— Start —

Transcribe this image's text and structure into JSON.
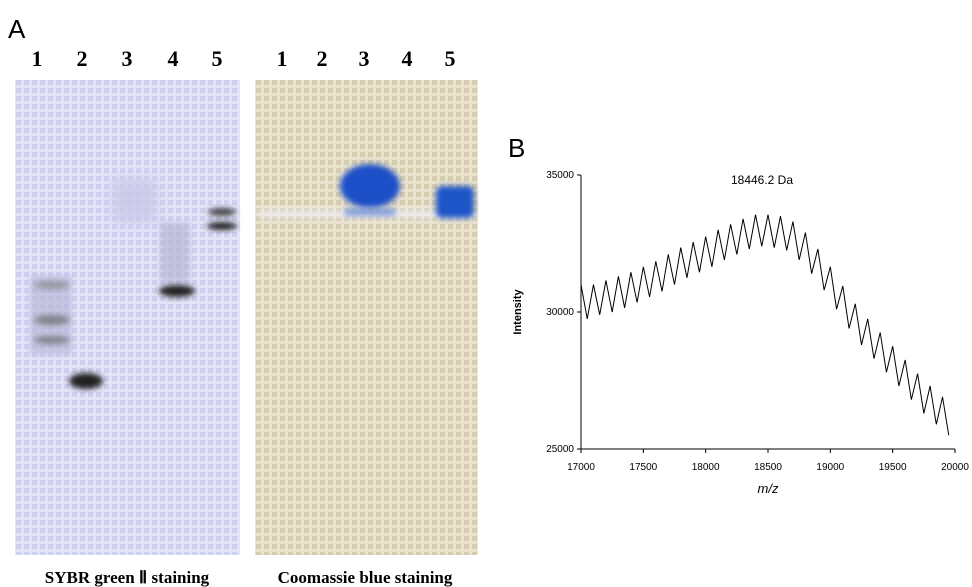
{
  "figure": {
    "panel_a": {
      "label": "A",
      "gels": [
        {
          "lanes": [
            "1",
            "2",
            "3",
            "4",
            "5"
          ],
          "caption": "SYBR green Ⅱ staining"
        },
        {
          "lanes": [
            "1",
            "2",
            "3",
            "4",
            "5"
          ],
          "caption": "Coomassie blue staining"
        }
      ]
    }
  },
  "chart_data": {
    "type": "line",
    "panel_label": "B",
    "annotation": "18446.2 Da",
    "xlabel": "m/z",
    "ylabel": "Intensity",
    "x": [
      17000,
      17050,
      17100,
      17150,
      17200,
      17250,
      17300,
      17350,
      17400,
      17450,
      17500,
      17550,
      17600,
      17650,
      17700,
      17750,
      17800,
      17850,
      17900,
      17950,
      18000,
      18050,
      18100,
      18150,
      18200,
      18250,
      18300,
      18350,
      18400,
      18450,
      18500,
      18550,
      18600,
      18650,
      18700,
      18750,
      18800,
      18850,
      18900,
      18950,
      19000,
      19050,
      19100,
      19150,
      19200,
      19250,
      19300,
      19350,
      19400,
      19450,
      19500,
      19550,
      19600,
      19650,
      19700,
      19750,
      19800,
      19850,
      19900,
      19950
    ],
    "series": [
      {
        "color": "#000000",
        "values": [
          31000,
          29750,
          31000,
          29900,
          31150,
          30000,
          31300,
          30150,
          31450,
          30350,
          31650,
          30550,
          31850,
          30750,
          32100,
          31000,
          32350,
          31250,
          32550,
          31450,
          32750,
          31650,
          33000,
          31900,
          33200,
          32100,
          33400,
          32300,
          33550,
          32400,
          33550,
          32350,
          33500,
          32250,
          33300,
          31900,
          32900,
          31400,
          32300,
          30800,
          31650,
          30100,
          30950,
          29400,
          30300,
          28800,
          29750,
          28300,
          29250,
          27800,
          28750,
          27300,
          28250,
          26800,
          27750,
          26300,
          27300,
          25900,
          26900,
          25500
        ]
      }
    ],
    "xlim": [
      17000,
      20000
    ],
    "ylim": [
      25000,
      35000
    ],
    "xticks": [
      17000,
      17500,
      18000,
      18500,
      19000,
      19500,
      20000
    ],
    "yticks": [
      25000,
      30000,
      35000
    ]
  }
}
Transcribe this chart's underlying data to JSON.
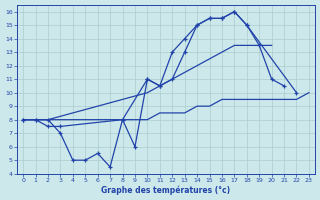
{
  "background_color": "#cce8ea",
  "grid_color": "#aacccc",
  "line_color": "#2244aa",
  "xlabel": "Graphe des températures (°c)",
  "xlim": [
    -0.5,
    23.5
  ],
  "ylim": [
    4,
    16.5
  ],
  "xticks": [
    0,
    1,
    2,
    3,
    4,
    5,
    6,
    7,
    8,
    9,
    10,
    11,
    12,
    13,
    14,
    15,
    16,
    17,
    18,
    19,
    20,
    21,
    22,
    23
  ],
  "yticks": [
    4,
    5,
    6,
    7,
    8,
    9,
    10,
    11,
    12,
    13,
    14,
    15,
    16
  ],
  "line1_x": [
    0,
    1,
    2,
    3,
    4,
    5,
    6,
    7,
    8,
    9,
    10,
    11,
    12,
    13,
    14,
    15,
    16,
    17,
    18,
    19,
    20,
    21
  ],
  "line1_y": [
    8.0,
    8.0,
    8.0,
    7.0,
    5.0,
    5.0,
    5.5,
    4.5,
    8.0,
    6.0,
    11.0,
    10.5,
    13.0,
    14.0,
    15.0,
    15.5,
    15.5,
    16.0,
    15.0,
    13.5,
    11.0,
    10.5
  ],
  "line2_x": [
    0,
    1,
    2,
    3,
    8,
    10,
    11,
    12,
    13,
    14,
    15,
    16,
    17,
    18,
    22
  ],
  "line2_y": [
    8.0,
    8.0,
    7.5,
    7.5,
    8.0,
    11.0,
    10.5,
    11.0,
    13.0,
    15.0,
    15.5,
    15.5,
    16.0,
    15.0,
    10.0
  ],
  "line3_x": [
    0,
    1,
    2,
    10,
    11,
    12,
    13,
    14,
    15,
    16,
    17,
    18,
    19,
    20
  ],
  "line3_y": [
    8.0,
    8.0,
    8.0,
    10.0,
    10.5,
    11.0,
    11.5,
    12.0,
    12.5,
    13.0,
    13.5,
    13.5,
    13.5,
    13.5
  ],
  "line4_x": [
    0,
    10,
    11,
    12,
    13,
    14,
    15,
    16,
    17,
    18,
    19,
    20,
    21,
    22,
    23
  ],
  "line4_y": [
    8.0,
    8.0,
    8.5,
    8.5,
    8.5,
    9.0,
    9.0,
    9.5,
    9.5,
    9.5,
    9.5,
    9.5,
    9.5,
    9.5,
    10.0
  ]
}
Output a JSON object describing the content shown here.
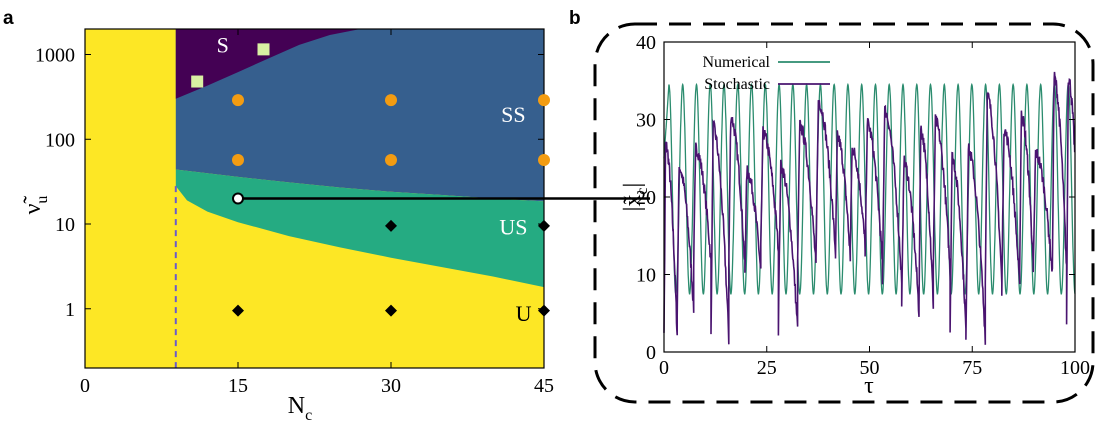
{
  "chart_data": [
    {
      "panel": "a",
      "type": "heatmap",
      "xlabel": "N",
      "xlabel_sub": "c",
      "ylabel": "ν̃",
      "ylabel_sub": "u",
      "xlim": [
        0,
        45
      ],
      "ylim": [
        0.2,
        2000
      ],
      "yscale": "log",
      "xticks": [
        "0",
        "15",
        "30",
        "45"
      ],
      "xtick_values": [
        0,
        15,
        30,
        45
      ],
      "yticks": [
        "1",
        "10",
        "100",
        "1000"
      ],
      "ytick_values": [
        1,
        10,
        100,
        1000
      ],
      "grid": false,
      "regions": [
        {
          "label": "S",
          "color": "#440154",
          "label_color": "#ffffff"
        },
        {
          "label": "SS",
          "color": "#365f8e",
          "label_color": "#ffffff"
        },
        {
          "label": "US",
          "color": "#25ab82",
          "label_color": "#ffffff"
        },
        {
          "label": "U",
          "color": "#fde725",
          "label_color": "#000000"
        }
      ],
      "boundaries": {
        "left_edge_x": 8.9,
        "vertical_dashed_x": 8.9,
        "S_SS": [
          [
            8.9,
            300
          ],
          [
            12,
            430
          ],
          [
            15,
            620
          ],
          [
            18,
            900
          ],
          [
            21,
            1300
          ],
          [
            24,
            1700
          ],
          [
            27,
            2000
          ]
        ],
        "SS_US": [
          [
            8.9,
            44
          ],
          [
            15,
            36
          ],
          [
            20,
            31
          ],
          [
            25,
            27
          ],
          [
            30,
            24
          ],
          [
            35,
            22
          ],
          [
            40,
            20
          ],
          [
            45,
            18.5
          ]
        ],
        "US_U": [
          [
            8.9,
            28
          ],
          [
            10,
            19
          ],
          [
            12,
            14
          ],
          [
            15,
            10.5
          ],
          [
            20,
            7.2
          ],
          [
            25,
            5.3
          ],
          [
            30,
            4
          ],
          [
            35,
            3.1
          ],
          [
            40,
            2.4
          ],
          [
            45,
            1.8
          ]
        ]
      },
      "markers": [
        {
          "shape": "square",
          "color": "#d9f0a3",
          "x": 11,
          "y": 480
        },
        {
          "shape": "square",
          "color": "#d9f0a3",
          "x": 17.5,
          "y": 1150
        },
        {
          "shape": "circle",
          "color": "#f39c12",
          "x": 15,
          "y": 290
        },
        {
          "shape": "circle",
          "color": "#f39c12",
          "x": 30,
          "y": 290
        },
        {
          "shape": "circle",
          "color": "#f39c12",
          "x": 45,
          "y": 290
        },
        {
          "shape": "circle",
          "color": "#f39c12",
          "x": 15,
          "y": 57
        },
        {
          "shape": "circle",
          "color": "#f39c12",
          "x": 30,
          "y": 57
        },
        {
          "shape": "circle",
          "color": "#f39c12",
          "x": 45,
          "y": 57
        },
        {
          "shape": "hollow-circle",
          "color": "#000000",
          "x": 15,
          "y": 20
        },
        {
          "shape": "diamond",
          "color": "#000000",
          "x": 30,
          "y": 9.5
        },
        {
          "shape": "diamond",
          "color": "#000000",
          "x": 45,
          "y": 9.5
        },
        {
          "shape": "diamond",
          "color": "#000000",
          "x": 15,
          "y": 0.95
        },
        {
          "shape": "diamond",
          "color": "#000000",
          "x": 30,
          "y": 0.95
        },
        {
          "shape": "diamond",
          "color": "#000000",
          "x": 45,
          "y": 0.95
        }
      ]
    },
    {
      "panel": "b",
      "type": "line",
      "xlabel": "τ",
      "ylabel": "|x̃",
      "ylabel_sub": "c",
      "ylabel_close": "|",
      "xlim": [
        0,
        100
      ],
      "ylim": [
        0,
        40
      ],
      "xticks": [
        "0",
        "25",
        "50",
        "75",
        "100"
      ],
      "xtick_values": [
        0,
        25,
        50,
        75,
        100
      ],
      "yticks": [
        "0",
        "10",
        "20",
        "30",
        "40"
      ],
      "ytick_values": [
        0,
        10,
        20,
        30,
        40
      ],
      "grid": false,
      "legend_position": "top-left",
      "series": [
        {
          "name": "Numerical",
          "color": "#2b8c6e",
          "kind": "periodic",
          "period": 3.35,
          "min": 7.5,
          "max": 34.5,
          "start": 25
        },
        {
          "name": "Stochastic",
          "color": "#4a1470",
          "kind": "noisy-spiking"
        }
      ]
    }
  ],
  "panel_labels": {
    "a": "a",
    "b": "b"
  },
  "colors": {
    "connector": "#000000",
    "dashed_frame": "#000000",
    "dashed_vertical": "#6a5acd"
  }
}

— End —

● **Challenge**
Using the listing above, gather each line that holds the string "Transcribe" and copy it.

● **Task result**
Transcribe this image's text and structure into JSON.
Transcribe this chart's underlying data to JSON.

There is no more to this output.